* PROVIDED DATA
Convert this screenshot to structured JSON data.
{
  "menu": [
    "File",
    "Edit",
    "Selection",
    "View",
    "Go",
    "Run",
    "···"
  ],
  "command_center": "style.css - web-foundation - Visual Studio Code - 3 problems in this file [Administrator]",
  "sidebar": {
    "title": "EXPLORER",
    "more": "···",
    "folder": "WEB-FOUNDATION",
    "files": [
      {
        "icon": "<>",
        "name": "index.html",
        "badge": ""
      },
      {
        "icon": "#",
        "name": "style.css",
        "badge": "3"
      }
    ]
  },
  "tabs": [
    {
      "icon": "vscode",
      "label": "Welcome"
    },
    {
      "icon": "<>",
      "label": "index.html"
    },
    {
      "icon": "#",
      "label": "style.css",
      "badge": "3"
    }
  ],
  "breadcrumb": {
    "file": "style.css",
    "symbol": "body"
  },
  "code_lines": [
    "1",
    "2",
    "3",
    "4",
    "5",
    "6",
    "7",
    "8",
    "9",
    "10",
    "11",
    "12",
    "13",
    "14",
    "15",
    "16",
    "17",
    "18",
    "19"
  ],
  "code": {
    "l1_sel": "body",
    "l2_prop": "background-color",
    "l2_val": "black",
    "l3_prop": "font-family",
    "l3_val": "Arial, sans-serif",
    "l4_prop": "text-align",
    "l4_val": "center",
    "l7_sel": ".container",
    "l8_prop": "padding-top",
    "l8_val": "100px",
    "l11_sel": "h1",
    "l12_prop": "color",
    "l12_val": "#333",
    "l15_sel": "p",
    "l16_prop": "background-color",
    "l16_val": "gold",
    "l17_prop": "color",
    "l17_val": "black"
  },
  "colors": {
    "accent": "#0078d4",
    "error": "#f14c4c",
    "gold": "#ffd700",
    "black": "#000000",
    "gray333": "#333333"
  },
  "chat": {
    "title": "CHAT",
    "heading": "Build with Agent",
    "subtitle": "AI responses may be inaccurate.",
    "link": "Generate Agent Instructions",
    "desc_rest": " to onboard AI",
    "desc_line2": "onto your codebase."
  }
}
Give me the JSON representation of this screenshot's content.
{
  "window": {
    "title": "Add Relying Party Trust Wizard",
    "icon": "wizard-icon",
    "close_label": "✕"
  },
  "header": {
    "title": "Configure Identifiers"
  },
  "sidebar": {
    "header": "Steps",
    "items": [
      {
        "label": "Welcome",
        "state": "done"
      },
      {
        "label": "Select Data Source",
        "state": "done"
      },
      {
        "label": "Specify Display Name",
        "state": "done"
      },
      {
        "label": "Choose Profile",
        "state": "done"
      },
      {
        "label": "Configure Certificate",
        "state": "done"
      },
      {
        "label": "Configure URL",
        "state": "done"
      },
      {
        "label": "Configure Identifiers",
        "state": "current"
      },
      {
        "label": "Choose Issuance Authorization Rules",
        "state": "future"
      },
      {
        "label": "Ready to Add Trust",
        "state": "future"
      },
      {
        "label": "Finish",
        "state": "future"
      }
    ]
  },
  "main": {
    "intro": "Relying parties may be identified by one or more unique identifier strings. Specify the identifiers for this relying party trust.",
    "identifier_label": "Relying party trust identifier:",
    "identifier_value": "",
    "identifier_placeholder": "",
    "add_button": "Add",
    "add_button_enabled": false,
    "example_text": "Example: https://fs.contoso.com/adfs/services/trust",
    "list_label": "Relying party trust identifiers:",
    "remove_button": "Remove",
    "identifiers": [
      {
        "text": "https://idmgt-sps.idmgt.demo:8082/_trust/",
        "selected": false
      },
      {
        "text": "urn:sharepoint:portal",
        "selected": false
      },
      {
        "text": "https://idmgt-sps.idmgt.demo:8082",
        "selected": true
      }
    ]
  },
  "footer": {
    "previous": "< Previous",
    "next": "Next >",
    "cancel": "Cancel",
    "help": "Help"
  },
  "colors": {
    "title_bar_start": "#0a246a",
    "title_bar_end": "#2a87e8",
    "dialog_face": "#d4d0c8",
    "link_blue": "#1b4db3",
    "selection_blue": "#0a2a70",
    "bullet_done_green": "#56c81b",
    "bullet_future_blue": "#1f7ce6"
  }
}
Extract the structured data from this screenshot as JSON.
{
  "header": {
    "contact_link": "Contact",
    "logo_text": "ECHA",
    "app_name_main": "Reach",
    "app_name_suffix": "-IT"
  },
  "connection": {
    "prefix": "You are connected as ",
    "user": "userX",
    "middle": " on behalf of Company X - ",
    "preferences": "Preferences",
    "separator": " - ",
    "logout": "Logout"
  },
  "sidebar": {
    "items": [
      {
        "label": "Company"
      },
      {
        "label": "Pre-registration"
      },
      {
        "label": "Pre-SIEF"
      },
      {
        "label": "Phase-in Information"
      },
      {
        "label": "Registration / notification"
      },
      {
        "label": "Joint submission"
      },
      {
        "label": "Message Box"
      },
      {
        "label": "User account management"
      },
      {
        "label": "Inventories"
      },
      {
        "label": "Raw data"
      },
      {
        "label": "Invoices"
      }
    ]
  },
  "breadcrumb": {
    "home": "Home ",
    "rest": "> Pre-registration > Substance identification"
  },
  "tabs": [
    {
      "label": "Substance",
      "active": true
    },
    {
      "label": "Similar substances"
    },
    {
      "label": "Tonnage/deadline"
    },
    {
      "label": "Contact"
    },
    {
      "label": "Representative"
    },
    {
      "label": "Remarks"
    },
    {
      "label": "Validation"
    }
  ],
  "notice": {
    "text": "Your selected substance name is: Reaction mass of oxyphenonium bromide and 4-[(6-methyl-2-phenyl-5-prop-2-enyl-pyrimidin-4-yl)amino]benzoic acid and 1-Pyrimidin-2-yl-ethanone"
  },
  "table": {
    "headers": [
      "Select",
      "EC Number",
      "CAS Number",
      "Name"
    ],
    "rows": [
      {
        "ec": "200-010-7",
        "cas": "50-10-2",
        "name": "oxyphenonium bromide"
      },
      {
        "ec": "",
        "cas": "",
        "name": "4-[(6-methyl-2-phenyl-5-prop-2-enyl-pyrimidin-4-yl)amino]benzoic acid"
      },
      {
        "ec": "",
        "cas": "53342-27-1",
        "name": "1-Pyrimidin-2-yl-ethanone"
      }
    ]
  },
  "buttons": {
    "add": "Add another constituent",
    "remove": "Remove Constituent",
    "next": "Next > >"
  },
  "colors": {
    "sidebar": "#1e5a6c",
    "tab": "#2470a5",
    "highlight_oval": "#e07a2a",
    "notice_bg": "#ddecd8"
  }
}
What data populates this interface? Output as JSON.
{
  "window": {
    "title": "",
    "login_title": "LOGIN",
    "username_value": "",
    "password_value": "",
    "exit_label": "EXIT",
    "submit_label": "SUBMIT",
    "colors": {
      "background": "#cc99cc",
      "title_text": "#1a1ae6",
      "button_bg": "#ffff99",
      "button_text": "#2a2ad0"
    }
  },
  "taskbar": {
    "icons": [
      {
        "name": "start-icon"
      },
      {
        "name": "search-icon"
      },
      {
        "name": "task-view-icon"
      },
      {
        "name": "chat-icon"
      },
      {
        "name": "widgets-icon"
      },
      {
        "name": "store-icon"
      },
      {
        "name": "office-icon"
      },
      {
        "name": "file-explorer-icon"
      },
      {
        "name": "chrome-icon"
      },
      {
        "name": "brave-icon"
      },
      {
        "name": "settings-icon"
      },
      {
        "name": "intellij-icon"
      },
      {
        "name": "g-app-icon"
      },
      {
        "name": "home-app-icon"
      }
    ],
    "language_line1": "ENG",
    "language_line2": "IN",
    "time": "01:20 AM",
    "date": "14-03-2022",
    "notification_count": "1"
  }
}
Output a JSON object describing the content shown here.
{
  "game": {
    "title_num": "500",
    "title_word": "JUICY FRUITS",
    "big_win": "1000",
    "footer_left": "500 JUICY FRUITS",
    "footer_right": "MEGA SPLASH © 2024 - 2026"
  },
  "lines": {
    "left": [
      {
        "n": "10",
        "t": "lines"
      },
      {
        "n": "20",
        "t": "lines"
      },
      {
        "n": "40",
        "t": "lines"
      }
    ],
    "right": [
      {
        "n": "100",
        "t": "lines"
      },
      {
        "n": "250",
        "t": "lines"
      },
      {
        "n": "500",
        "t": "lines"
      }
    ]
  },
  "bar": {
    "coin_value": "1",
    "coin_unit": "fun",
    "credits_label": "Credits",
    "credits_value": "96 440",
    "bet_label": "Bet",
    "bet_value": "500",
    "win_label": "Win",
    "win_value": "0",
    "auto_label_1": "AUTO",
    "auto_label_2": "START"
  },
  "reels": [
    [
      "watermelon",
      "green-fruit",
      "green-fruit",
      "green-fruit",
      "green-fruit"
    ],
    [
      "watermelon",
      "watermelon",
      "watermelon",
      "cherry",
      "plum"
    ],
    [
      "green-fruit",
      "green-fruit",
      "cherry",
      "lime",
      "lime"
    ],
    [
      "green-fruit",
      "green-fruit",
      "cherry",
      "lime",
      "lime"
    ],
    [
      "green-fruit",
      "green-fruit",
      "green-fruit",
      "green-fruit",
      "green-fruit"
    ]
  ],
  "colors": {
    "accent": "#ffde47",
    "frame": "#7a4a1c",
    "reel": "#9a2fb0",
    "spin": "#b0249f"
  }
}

* TASK GOAL
Pick out all the lines with the word "Remove" in them and copy them.

* ANSWER TO THIS PROBLEM
    "remove_button": "Remove",
    "remove": "Remove Constituent",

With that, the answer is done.